Without altering anything, repeat each of the records.

Dataset records:

◆ ◆ ◆

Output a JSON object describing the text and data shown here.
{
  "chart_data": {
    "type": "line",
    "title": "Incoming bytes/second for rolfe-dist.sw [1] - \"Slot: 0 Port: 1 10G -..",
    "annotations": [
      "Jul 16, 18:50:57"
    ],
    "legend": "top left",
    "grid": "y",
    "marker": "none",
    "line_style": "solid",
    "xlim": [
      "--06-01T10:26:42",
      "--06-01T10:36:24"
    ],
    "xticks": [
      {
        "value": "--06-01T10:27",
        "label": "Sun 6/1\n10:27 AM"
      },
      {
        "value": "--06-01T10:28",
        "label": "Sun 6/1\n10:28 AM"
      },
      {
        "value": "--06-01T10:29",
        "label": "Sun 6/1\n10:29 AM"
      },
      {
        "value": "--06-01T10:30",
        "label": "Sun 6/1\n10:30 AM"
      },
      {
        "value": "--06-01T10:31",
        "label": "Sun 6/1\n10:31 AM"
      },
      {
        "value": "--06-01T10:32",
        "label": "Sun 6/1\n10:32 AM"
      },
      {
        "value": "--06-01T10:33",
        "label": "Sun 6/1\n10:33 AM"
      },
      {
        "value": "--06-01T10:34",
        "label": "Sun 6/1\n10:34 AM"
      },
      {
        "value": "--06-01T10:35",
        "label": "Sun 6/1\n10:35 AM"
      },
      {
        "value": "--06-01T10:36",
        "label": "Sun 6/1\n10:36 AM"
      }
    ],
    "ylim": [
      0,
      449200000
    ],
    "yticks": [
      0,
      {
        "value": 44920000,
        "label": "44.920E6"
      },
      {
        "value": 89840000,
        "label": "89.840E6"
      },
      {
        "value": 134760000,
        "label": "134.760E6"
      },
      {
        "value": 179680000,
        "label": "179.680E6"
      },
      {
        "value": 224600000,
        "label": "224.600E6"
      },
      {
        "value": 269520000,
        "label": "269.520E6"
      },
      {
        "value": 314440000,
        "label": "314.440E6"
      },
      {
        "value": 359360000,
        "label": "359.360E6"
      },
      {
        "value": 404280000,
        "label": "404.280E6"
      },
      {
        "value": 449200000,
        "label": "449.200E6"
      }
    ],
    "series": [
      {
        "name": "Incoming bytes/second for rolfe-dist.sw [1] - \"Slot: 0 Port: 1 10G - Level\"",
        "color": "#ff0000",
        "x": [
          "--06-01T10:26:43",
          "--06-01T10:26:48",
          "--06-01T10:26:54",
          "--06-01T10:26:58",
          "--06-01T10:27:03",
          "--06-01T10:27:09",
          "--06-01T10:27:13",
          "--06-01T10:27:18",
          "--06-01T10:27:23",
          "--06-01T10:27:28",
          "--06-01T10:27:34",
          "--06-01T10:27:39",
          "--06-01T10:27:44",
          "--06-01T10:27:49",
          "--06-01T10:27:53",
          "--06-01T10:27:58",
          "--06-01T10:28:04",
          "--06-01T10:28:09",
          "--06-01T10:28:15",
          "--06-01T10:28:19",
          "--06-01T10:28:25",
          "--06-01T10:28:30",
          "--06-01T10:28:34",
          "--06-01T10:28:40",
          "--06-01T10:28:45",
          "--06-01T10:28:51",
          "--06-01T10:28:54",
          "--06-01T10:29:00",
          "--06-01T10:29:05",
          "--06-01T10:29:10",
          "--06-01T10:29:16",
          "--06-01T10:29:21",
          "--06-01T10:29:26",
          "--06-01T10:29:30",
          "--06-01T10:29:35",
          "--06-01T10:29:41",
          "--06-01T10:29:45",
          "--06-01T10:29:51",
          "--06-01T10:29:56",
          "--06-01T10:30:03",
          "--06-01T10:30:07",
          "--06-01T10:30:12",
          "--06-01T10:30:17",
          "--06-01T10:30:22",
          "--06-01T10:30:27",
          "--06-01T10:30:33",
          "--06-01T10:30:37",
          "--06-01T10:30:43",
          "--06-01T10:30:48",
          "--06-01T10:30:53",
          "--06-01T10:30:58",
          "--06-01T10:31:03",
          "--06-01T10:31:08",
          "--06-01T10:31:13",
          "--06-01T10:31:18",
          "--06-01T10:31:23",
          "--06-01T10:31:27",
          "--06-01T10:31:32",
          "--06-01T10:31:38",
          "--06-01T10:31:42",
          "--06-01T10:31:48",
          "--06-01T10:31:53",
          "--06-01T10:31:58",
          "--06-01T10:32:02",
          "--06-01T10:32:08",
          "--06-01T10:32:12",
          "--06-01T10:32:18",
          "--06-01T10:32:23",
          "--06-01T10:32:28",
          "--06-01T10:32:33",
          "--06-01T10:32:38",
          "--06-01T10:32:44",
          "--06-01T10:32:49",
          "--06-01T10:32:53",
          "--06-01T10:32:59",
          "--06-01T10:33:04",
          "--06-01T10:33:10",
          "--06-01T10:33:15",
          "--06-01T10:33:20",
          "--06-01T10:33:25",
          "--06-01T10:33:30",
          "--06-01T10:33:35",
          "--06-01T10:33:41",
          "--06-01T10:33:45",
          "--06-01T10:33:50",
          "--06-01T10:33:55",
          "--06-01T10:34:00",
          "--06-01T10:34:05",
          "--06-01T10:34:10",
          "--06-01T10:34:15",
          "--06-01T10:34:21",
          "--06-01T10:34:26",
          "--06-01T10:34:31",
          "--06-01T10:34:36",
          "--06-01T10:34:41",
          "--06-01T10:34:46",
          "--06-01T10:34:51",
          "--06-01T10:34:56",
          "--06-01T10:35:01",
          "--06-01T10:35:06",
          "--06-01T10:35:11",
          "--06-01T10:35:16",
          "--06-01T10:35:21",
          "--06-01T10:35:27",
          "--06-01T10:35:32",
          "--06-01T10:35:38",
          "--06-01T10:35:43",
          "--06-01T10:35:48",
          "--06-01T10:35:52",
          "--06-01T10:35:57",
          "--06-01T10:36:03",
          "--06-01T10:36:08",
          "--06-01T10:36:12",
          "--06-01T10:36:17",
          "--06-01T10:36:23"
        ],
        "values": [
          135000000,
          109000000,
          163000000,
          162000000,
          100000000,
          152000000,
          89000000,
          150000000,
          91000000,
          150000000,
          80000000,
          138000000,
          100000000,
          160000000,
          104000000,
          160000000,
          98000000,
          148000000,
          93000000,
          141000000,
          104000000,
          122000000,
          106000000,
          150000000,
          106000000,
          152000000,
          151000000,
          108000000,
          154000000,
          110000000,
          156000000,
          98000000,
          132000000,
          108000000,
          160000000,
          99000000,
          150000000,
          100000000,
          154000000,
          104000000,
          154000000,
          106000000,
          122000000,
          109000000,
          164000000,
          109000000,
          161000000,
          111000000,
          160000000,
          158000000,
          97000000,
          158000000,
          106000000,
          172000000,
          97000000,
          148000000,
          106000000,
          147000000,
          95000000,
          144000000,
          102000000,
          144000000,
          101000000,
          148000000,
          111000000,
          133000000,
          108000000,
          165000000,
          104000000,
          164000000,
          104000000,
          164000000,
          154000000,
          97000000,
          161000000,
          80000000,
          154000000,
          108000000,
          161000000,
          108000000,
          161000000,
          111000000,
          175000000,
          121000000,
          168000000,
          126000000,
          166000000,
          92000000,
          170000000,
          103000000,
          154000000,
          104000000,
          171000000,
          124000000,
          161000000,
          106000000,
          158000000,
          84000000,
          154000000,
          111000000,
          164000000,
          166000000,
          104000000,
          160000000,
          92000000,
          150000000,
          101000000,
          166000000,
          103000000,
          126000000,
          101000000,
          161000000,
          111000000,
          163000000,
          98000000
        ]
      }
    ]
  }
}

◆ ◆ ◆

Answer for this exercise:
Output a JSON object describing the text and data shown here.
{
  "chart_data": {
    "type": "line",
    "title": "Incoming bytes/second for rolfe-dist.sw [1] - \"Slot: 0 Port: 1 10G -..",
    "annotations": [
      "Jul 16, 18:50:57"
    ],
    "legend": "top left",
    "grid": "y",
    "marker": "none",
    "line_style": "solid",
    "xlim": [
      "--06-01T10:26:42",
      "--06-01T10:36:24"
    ],
    "xticks": [
      {
        "value": "--06-01T10:27",
        "label": "Sun 6/1\n10:27 AM"
      },
      {
        "value": "--06-01T10:28",
        "label": "Sun 6/1\n10:28 AM"
      },
      {
        "value": "--06-01T10:29",
        "label": "Sun 6/1\n10:29 AM"
      },
      {
        "value": "--06-01T10:30",
        "label": "Sun 6/1\n10:30 AM"
      },
      {
        "value": "--06-01T10:31",
        "label": "Sun 6/1\n10:31 AM"
      },
      {
        "value": "--06-01T10:32",
        "label": "Sun 6/1\n10:32 AM"
      },
      {
        "value": "--06-01T10:33",
        "label": "Sun 6/1\n10:33 AM"
      },
      {
        "value": "--06-01T10:34",
        "label": "Sun 6/1\n10:34 AM"
      },
      {
        "value": "--06-01T10:35",
        "label": "Sun 6/1\n10:35 AM"
      },
      {
        "value": "--06-01T10:36",
        "label": "Sun 6/1\n10:36 AM"
      }
    ],
    "ylim": [
      0,
      449200000
    ],
    "yticks": [
      0,
      {
        "value": 44920000,
        "label": "44.920E6"
      },
      {
        "value": 89840000,
        "label": "89.840E6"
      },
      {
        "value": 134760000,
        "label": "134.760E6"
      },
      {
        "value": 179680000,
        "label": "179.680E6"
      },
      {
        "value": 224600000,
        "label": "224.600E6"
      },
      {
        "value": 269520000,
        "label": "269.520E6"
      },
      {
        "value": 314440000,
        "label": "314.440E6"
      },
      {
        "value": 359360000,
        "label": "359.360E6"
      },
      {
        "value": 404280000,
        "label": "404.280E6"
      },
      {
        "value": 449200000,
        "label": "449.200E6"
      }
    ],
    "series": [
      {
        "name": "Incoming bytes/second for rolfe-dist.sw [1] - \"Slot: 0 Port: 1 10G - Level\"",
        "color": "#ff0000",
        "x": [
          "--06-01T10:26:43",
          "--06-01T10:26:48",
          "--06-01T10:26:54",
          "--06-01T10:26:58",
          "--06-01T10:27:03",
          "--06-01T10:27:09",
          "--06-01T10:27:13",
          "--06-01T10:27:18",
          "--06-01T10:27:23",
          "--06-01T10:27:28",
          "--06-01T10:27:34",
          "--06-01T10:27:39",
          "--06-01T10:27:44",
          "--06-01T10:27:49",
          "--06-01T10:27:53",
          "--06-01T10:27:58",
          "--06-01T10:28:04",
          "--06-01T10:28:09",
          "--06-01T10:28:15",
          "--06-01T10:28:19",
          "--06-01T10:28:25",
          "--06-01T10:28:30",
          "--06-01T10:28:34",
          "--06-01T10:28:40",
          "--06-01T10:28:45",
          "--06-01T10:28:51",
          "--06-01T10:28:54",
          "--06-01T10:29:00",
          "--06-01T10:29:05",
          "--06-01T10:29:10",
          "--06-01T10:29:16",
          "--06-01T10:29:21",
          "--06-01T10:29:26",
          "--06-01T10:29:30",
          "--06-01T10:29:35",
          "--06-01T10:29:41",
          "--06-01T10:29:45",
          "--06-01T10:29:51",
          "--06-01T10:29:56",
          "--06-01T10:30:03",
          "--06-01T10:30:07",
          "--06-01T10:30:12",
          "--06-01T10:30:17",
          "--06-01T10:30:22",
          "--06-01T10:30:27",
          "--06-01T10:30:33",
          "--06-01T10:30:37",
          "--06-01T10:30:43",
          "--06-01T10:30:48",
          "--06-01T10:30:53",
          "--06-01T10:30:58",
          "--06-01T10:31:03",
          "--06-01T10:31:08",
          "--06-01T10:31:13",
          "--06-01T10:31:18",
          "--06-01T10:31:23",
          "--06-01T10:31:27",
          "--06-01T10:31:32",
          "--06-01T10:31:38",
          "--06-01T10:31:42",
          "--06-01T10:31:48",
          "--06-01T10:31:53",
          "--06-01T10:31:58",
          "--06-01T10:32:02",
          "--06-01T10:32:08",
          "--06-01T10:32:12",
          "--06-01T10:32:18",
          "--06-01T10:32:23",
          "--06-01T10:32:28",
          "--06-01T10:32:33",
          "--06-01T10:32:38",
          "--06-01T10:32:44",
          "--06-01T10:32:49",
          "--06-01T10:32:53",
          "--06-01T10:32:59",
          "--06-01T10:33:04",
          "--06-01T10:33:10",
          "--06-01T10:33:15",
          "--06-01T10:33:20",
          "--06-01T10:33:25",
          "--06-01T10:33:30",
          "--06-01T10:33:35",
          "--06-01T10:33:41",
          "--06-01T10:33:45",
          "--06-01T10:33:50",
          "--06-01T10:33:55",
          "--06-01T10:34:00",
          "--06-01T10:34:05",
          "--06-01T10:34:10",
          "--06-01T10:34:15",
          "--06-01T10:34:21",
          "--06-01T10:34:26",
          "--06-01T10:34:31",
          "--06-01T10:34:36",
          "--06-01T10:34:41",
          "--06-01T10:34:46",
          "--06-01T10:34:51",
          "--06-01T10:34:56",
          "--06-01T10:35:01",
          "--06-01T10:35:06",
          "--06-01T10:35:11",
          "--06-01T10:35:16",
          "--06-01T10:35:21",
          "--06-01T10:35:27",
          "--06-01T10:35:32",
          "--06-01T10:35:38",
          "--06-01T10:35:43",
          "--06-01T10:35:48",
          "--06-01T10:35:52",
          "--06-01T10:35:57",
          "--06-01T10:36:03",
          "--06-01T10:36:08",
          "--06-01T10:36:12",
          "--06-01T10:36:17",
          "--06-01T10:36:23"
        ],
        "values": [
          135000000,
          109000000,
          163000000,
          162000000,
          100000000,
          152000000,
          89000000,
          150000000,
          91000000,
          150000000,
          80000000,
          138000000,
          100000000,
          160000000,
          104000000,
          160000000,
          98000000,
          148000000,
          93000000,
          141000000,
          104000000,
          122000000,
          106000000,
          150000000,
          106000000,
          152000000,
          151000000,
          108000000,
          154000000,
          110000000,
          156000000,
          98000000,
          132000000,
          108000000,
          160000000,
          99000000,
          150000000,
          100000000,
          154000000,
          104000000,
          154000000,
          106000000,
          122000000,
          109000000,
          164000000,
          109000000,
          161000000,
          111000000,
          160000000,
          158000000,
          97000000,
          158000000,
          106000000,
          172000000,
          97000000,
          148000000,
          106000000,
          147000000,
          95000000,
          144000000,
          102000000,
          144000000,
          101000000,
          148000000,
          111000000,
          133000000,
          108000000,
          165000000,
          104000000,
          164000000,
          104000000,
          164000000,
          154000000,
          97000000,
          161000000,
          80000000,
          154000000,
          108000000,
          161000000,
          108000000,
          161000000,
          111000000,
          175000000,
          121000000,
          168000000,
          126000000,
          166000000,
          92000000,
          170000000,
          103000000,
          154000000,
          104000000,
          171000000,
          124000000,
          161000000,
          106000000,
          158000000,
          84000000,
          154000000,
          111000000,
          164000000,
          166000000,
          104000000,
          160000000,
          92000000,
          150000000,
          101000000,
          166000000,
          103000000,
          126000000,
          101000000,
          161000000,
          111000000,
          163000000,
          98000000
        ]
      }
    ]
  }
}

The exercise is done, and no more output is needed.